_Direction_
Look through the data for the string "Soil". Copy every line where it is found.

--- begin Material shown ---

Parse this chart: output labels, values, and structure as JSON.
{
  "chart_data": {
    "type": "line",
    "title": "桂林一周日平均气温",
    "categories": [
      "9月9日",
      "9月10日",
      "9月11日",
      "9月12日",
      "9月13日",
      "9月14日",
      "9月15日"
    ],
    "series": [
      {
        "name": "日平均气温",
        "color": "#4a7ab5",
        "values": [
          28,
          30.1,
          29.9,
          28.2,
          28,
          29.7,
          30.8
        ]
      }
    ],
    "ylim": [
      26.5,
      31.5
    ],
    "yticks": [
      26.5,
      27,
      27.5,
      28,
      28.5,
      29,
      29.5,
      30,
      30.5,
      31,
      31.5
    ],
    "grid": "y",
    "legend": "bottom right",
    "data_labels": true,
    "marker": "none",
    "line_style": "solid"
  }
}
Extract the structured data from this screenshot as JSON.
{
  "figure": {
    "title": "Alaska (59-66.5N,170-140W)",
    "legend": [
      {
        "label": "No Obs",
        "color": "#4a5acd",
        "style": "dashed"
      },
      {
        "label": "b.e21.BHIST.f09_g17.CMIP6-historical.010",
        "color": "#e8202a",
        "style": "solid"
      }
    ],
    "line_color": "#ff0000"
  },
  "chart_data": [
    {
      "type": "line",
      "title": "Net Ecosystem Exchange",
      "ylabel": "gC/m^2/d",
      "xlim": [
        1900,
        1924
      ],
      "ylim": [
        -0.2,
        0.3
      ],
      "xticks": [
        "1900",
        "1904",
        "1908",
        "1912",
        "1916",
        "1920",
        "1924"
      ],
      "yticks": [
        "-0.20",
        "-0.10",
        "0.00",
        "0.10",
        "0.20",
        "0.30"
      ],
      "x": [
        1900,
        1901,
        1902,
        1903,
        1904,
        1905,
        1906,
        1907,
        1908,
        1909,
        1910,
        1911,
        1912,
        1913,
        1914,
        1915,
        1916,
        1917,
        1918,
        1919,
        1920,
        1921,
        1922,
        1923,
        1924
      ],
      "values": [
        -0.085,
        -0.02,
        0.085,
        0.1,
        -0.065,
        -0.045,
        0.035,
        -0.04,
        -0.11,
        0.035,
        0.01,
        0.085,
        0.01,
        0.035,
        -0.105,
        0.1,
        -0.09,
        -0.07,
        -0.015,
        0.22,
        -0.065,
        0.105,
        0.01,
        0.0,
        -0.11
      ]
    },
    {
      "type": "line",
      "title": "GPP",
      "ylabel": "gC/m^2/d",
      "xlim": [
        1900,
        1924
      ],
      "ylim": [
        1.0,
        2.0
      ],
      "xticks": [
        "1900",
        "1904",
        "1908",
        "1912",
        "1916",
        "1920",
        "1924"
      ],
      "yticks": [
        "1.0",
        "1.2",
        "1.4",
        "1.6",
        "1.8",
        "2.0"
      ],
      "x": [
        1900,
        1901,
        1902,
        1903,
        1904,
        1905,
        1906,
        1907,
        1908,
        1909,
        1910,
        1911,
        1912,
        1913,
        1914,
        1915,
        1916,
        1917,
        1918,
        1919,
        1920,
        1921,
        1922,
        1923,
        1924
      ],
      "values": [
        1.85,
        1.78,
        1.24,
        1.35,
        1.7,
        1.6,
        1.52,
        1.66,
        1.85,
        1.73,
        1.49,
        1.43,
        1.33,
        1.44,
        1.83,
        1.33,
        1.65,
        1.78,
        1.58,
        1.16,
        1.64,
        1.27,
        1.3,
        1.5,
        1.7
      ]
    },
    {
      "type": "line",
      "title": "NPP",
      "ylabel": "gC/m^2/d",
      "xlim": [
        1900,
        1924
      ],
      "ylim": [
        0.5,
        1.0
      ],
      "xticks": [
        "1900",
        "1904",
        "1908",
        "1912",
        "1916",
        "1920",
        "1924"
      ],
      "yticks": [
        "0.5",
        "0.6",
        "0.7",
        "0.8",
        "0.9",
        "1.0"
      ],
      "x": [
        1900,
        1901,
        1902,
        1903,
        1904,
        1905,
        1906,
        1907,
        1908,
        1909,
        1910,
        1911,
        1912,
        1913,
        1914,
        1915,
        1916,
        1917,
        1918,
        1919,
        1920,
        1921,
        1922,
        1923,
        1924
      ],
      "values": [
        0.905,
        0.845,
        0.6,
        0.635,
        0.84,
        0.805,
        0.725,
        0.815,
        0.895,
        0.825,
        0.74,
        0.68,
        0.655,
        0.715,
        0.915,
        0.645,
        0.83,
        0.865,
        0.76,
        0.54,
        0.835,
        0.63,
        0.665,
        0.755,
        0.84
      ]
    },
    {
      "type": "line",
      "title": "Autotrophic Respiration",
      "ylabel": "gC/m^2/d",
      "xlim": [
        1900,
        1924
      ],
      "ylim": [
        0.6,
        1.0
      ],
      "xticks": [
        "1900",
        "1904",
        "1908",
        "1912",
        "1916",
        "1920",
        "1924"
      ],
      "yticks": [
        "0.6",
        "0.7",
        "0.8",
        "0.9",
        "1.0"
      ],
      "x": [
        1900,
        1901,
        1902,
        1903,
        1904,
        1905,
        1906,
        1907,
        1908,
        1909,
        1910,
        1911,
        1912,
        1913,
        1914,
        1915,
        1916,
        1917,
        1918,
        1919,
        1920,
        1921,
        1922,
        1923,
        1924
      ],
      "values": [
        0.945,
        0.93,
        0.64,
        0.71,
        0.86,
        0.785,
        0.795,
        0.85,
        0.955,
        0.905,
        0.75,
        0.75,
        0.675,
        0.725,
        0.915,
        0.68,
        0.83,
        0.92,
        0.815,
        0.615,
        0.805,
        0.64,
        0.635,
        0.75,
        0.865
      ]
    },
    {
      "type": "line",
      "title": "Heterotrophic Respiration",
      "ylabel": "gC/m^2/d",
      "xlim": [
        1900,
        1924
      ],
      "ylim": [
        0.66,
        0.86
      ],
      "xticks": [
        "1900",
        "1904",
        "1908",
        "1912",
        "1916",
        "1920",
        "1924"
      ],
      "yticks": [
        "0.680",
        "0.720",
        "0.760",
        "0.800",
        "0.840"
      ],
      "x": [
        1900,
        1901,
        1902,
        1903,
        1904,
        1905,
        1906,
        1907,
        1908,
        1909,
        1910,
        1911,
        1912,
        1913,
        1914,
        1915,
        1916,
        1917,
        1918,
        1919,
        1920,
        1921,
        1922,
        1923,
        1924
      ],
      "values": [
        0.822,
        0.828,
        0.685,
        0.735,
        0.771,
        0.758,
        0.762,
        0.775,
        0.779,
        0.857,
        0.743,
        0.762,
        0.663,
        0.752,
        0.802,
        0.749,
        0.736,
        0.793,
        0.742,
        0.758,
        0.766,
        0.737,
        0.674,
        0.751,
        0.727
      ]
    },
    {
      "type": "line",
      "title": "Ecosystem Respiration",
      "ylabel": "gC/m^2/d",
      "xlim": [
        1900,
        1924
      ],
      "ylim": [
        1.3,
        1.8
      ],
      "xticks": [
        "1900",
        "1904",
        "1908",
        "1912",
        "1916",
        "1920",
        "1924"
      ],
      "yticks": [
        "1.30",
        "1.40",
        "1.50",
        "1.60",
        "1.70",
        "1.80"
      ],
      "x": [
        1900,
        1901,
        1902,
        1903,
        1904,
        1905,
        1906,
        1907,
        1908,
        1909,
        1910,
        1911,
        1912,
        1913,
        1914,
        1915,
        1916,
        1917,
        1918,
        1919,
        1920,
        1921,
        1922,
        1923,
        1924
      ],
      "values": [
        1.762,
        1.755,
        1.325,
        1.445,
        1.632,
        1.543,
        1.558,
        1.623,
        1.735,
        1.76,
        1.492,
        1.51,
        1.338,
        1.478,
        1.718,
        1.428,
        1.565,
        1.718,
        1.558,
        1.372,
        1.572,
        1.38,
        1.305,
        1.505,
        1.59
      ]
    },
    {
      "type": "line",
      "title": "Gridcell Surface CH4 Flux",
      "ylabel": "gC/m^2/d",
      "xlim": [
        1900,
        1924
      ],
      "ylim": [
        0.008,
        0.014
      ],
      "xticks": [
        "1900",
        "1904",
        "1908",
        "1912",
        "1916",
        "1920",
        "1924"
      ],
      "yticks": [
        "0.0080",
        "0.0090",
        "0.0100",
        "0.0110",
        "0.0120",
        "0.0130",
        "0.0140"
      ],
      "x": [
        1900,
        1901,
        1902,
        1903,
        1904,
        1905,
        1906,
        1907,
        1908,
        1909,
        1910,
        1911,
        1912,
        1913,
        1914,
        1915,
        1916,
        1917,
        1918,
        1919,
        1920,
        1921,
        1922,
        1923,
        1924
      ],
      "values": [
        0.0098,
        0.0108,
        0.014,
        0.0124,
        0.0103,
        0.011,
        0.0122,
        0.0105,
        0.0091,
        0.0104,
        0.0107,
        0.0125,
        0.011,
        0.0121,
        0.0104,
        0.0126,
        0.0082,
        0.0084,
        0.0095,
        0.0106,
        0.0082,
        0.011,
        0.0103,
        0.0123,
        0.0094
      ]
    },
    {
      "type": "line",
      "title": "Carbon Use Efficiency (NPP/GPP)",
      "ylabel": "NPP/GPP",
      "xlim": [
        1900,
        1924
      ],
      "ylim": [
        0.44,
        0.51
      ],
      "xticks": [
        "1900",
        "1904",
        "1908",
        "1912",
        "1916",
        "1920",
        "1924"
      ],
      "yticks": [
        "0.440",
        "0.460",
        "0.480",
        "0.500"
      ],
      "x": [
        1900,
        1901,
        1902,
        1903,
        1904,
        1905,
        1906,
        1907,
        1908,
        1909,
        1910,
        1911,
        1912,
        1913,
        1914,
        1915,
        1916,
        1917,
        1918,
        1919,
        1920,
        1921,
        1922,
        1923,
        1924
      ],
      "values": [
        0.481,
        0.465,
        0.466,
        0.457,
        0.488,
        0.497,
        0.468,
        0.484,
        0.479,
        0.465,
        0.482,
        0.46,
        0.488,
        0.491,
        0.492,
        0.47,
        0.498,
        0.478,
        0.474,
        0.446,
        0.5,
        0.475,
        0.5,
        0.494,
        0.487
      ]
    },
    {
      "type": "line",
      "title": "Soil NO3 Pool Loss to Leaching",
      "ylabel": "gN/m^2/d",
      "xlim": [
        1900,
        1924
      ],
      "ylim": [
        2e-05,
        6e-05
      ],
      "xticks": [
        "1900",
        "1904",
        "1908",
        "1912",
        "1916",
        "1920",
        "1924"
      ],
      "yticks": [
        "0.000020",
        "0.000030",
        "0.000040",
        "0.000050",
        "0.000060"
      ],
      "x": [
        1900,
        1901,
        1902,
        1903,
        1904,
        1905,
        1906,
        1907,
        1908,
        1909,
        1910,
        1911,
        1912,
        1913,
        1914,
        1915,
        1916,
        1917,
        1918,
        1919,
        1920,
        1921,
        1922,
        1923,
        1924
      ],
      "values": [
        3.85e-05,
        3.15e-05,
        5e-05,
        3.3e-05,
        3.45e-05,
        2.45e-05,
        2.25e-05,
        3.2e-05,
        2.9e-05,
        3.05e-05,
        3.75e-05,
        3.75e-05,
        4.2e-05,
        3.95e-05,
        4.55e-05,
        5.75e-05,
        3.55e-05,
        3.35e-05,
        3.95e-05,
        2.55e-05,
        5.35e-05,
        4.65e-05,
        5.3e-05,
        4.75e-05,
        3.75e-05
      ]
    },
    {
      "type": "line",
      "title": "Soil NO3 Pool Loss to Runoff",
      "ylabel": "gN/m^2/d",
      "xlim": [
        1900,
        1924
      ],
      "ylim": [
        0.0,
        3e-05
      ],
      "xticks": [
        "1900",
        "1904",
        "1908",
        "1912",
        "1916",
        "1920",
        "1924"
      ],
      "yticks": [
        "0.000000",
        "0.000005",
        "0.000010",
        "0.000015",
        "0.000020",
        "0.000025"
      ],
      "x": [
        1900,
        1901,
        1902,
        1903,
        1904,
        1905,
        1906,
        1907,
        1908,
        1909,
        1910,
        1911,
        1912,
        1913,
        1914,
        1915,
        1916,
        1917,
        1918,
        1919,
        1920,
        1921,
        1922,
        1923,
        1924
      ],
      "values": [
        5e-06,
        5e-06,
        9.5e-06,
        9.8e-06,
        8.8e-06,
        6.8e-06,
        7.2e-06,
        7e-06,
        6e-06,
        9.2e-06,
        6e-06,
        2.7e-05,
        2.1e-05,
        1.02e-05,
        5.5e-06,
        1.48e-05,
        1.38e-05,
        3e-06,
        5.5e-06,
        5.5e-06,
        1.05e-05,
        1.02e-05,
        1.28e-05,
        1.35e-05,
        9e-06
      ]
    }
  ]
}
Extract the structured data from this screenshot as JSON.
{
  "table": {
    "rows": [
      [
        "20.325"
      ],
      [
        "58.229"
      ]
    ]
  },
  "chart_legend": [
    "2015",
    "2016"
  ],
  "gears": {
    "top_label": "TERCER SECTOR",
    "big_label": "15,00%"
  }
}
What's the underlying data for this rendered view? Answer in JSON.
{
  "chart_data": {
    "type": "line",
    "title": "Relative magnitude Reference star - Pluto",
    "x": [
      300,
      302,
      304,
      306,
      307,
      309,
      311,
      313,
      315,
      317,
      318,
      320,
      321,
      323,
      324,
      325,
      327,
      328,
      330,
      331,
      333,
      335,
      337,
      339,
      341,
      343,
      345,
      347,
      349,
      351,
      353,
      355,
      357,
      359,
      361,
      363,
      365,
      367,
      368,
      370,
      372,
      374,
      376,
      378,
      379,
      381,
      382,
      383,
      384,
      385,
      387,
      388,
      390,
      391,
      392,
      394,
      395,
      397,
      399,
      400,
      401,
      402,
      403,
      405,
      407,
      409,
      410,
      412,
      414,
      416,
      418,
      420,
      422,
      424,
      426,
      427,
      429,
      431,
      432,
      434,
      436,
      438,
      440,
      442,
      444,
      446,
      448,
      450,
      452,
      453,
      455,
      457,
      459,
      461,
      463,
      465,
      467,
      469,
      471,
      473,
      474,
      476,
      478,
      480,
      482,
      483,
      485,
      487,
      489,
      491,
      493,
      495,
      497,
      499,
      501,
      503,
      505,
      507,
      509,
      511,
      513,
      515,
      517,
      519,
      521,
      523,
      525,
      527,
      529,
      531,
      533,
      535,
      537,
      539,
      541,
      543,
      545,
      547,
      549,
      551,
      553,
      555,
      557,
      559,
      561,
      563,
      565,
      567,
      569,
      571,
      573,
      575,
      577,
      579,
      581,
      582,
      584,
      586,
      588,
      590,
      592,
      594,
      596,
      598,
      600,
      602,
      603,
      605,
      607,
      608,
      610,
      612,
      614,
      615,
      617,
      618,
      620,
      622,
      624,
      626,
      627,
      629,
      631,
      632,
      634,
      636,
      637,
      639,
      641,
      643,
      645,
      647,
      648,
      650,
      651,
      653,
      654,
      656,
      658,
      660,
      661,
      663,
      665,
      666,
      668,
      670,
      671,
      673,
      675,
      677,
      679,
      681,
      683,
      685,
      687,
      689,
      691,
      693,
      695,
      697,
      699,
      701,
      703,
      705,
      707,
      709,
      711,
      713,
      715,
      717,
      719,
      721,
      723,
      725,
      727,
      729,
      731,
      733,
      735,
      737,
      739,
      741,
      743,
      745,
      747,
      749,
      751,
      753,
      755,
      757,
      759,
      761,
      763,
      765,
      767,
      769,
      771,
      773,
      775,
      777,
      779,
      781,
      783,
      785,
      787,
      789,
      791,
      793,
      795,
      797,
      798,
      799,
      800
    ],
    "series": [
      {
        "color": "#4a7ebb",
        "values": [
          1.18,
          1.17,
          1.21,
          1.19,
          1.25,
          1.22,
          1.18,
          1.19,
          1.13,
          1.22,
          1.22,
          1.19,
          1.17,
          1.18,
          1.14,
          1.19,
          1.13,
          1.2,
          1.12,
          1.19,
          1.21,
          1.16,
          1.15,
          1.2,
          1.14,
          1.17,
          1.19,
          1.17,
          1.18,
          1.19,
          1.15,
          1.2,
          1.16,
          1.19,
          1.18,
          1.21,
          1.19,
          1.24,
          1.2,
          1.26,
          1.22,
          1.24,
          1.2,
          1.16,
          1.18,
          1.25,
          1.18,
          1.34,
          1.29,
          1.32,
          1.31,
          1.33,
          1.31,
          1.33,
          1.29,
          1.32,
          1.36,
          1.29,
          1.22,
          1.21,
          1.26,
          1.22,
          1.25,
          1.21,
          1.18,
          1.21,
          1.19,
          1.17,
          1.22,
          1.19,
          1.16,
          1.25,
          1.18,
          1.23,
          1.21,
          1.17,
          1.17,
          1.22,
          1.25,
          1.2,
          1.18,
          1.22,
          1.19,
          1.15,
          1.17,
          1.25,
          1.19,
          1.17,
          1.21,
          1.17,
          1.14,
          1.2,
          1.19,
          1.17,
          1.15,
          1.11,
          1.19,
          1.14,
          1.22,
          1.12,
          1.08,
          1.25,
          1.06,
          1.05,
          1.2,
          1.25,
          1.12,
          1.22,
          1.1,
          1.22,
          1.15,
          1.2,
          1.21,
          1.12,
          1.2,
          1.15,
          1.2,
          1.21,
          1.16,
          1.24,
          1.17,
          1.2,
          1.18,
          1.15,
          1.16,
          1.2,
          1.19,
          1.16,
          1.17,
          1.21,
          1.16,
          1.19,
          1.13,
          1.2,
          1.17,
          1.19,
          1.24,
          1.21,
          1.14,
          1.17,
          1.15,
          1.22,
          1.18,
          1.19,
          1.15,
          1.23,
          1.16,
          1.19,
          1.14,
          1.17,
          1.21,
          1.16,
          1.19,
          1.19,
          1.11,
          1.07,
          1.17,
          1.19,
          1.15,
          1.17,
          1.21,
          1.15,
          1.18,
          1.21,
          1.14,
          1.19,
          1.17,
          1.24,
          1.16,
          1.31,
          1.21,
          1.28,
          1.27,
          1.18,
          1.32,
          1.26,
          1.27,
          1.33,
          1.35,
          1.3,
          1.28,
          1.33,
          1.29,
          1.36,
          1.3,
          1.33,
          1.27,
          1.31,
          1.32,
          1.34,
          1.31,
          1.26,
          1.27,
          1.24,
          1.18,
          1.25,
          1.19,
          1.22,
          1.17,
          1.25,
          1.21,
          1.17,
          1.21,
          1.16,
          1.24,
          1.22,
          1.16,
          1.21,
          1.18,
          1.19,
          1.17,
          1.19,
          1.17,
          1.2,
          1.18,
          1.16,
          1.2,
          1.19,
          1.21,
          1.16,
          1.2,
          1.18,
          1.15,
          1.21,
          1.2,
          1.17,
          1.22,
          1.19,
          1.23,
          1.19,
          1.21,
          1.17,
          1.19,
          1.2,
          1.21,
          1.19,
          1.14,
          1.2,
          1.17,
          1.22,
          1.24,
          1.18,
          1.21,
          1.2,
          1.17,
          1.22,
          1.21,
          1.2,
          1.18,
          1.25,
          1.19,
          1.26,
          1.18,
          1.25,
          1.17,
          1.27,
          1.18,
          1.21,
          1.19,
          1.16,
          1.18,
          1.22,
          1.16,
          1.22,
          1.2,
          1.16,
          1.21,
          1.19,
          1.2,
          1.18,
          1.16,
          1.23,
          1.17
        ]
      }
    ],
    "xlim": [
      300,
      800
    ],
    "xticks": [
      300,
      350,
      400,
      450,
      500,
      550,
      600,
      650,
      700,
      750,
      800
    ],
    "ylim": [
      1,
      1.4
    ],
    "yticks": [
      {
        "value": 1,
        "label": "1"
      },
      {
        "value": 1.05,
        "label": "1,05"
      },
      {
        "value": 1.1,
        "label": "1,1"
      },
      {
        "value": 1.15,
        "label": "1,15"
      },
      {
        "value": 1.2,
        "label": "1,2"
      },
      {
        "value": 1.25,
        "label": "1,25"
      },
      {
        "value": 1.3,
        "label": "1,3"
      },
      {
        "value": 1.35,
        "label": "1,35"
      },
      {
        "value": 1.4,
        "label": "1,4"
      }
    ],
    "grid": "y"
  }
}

--- end Material shown ---

_Full output_
      "title": "Soil NO3 Pool Loss to Leaching",
      "title": "Soil NO3 Pool Loss to Runoff",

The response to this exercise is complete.